[Page content transcription data]
───

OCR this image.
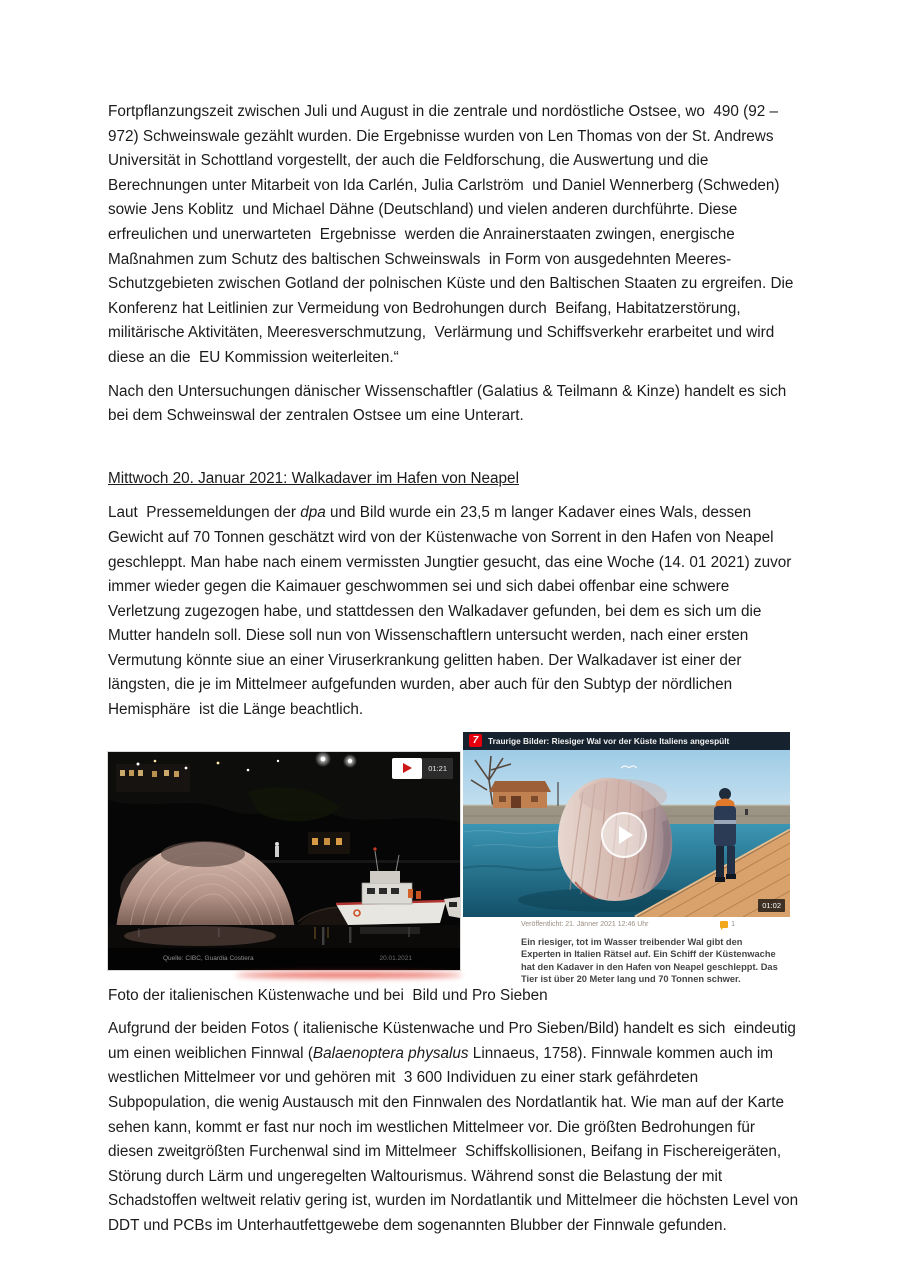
Fortpflanzungszeit zwischen Juli und August in die zentrale und nordöstliche Ostsee, wo  490 (92 – 972) Schweinswale gezählt wurden. Die Ergebnisse wurden von Len Thomas von der St. Andrews Universität in Schottland vorgestellt, der auch die Feldforschung, die Auswertung und die Berechnungen unter Mitarbeit von Ida Carlén, Julia Carlström  und Daniel Wennerberg (Schweden) sowie Jens Koblitz  und Michael Dähne (Deutschland) und vielen anderen durchführte. Diese erfreulichen und unerwarteten  Ergebnisse  werden die Anrainerstaaten zwingen, energische Maßnahmen zum Schutz des baltischen Schweinswals  in Form von ausgedehnten Meeres-Schutzgebieten zwischen Gotland der polnischen Küste und den Baltischen Staaten zu ergreifen. Die Konferenz hat Leitlinien zur Vermeidung von Bedrohungen durch  Beifang, Habitatzerstörung, militärische Aktivitäten, Meeresverschmutzung,  Verlärmung und Schiffsverkehr erarbeitet und wird diese an die  EU Kommission weiterleiten.“

Nach den Untersuchungen dänischer Wissenschaftler (Galatius & Teilmann & Kinze) handelt es sich bei dem Schweinswal der zentralen Ostsee um eine Unterart.

Mittwoch 20. Januar 2021: Walkadaver im Hafen von Neapel

Laut  Pressemeldungen der dpa und Bild wurde ein 23,5 m langer Kadaver eines Wals, dessen Gewicht auf 70 Tonnen geschätzt wird von der Küstenwache von Sorrent in den Hafen von Neapel geschleppt. Man habe nach einem vermissten Jungtier gesucht, das eine Woche (14. 01 2021) zuvor immer wieder gegen die Kaimauer geschwommen sei und sich dabei offenbar eine schwere Verletzung zugezogen habe, und stattdessen den Walkadaver gefunden, bei dem es sich um die Mutter handeln soll. Diese soll nun von Wissenschaftlern untersucht werden, nach einer ersten Vermutung könnte siue an einer Viruserkrankung gelitten haben. Der Walkadaver ist einer der längsten, die je im Mittelmeer aufgefunden wurden, aber auch für den Subtyp der nördlichen Hemisphäre  ist die Länge beachtlich.

01:21
Quelle: CIBC, Guardia Costiera	20.01.2021
7	Traurige Bilder: Riesiger Wal vor der Küste Italiens angespült
01:02
Veröffentlicht: 21. Jänner 2021 12:46 Uhr	1
Ein riesiger, tot im Wasser treibender Wal gibt den Experten in Italien Rätsel auf. Ein Schiff der Küstenwache hat den Kadaver in den Hafen von Neapel geschleppt. Das Tier ist über 20 Meter lang und 70 Tonnen schwer.

Foto der italienischen Küstenwache und bei  Bild und Pro Sieben

Aufgrund der beiden Fotos ( italienische Küstenwache und Pro Sieben/Bild) handelt es sich  eindeutig um einen weiblichen Finnwal (Balaenoptera physalus Linnaeus, 1758). Finnwale kommen auch im westlichen Mittelmeer vor und gehören mit  3 600 Individuen zu einer stark gefährdeten Subpopulation, die wenig Austausch mit den Finnwalen des Nordatlantik hat. Wie man auf der Karte sehen kann, kommt er fast nur noch im westlichen Mittelmeer vor. Die größten Bedrohungen für diesen zweitgrößten Furchenwal sind im Mittelmeer  Schiffskollisionen, Beifang in Fischereigeräten, Störung durch Lärm und ungeregelten Waltourismus. Während sonst die Belastung der mit Schadstoffen weltweit relativ gering ist, wurden im Nordatlantik und Mittelmeer die höchsten Level von DDT und PCBs im Unterhautfettgewebe dem sogenannten Blubber der Finnwale gefunden.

───

● WHAT TO WORK ON: Return every entry above word for word, leaving pictures out.

● REPLY:
OCR this image.
Fortpflanzungszeit zwischen Juli und August in die zentrale und nordöstliche Ostsee, wo  490 (92 – 972) Schweinswale gezählt wurden. Die Ergebnisse wurden von Len Thomas von der St. Andrews Universität in Schottland vorgestellt, der auch die Feldforschung, die Auswertung und die Berechnungen unter Mitarbeit von Ida Carlén, Julia Carlström  und Daniel Wennerberg (Schweden) sowie Jens Koblitz  und Michael Dähne (Deutschland) und vielen anderen durchführte. Diese erfreulichen und unerwarteten  Ergebnisse  werden die Anrainerstaaten zwingen, energische Maßnahmen zum Schutz des baltischen Schweinswals  in Form von ausgedehnten Meeres-Schutzgebieten zwischen Gotland der polnischen Küste und den Baltischen Staaten zu ergreifen. Die Konferenz hat Leitlinien zur Vermeidung von Bedrohungen durch  Beifang, Habitatzerstörung, militärische Aktivitäten, Meeresverschmutzung,  Verlärmung und Schiffsverkehr erarbeitet und wird diese an die  EU Kommission weiterleiten.“

Nach den Untersuchungen dänischer Wissenschaftler (Galatius & Teilmann & Kinze) handelt es sich bei dem Schweinswal der zentralen Ostsee um eine Unterart.

Mittwoch 20. Januar 2021: Walkadaver im Hafen von Neapel

Laut  Pressemeldungen der dpa und Bild wurde ein 23,5 m langer Kadaver eines Wals, dessen Gewicht auf 70 Tonnen geschätzt wird von der Küstenwache von Sorrent in den Hafen von Neapel geschleppt. Man habe nach einem vermissten Jungtier gesucht, das eine Woche (14. 01 2021) zuvor immer wieder gegen die Kaimauer geschwommen sei und sich dabei offenbar eine schwere Verletzung zugezogen habe, und stattdessen den Walkadaver gefunden, bei dem es sich um die Mutter handeln soll. Diese soll nun von Wissenschaftlern untersucht werden, nach einer ersten Vermutung könnte siue an einer Viruserkrankung gelitten haben. Der Walkadaver ist einer der längsten, die je im Mittelmeer aufgefunden wurden, aber auch für den Subtyp der nördlichen Hemisphäre  ist die Länge beachtlich.

01:21
Quelle: CIBC, Guardia Costiera	20.01.2021
7	Traurige Bilder: Riesiger Wal vor der Küste Italiens angespült
01:02
Veröffentlicht: 21. Jänner 2021 12:46 Uhr	1
Ein riesiger, tot im Wasser treibender Wal gibt den Experten in Italien Rätsel auf. Ein Schiff der Küstenwache hat den Kadaver in den Hafen von Neapel geschleppt. Das Tier ist über 20 Meter lang und 70 Tonnen schwer.

Foto der italienischen Küstenwache und bei  Bild und Pro Sieben

Aufgrund der beiden Fotos ( italienische Küstenwache und Pro Sieben/Bild) handelt es sich  eindeutig um einen weiblichen Finnwal (Balaenoptera physalus Linnaeus, 1758). Finnwale kommen auch im westlichen Mittelmeer vor und gehören mit  3 600 Individuen zu einer stark gefährdeten Subpopulation, die wenig Austausch mit den Finnwalen des Nordatlantik hat. Wie man auf der Karte sehen kann, kommt er fast nur noch im westlichen Mittelmeer vor. Die größten Bedrohungen für diesen zweitgrößten Furchenwal sind im Mittelmeer  Schiffskollisionen, Beifang in Fischereigeräten, Störung durch Lärm und ungeregelten Waltourismus. Während sonst die Belastung der mit Schadstoffen weltweit relativ gering ist, wurden im Nordatlantik und Mittelmeer die höchsten Level von DDT und PCBs im Unterhautfettgewebe dem sogenannten Blubber der Finnwale gefunden.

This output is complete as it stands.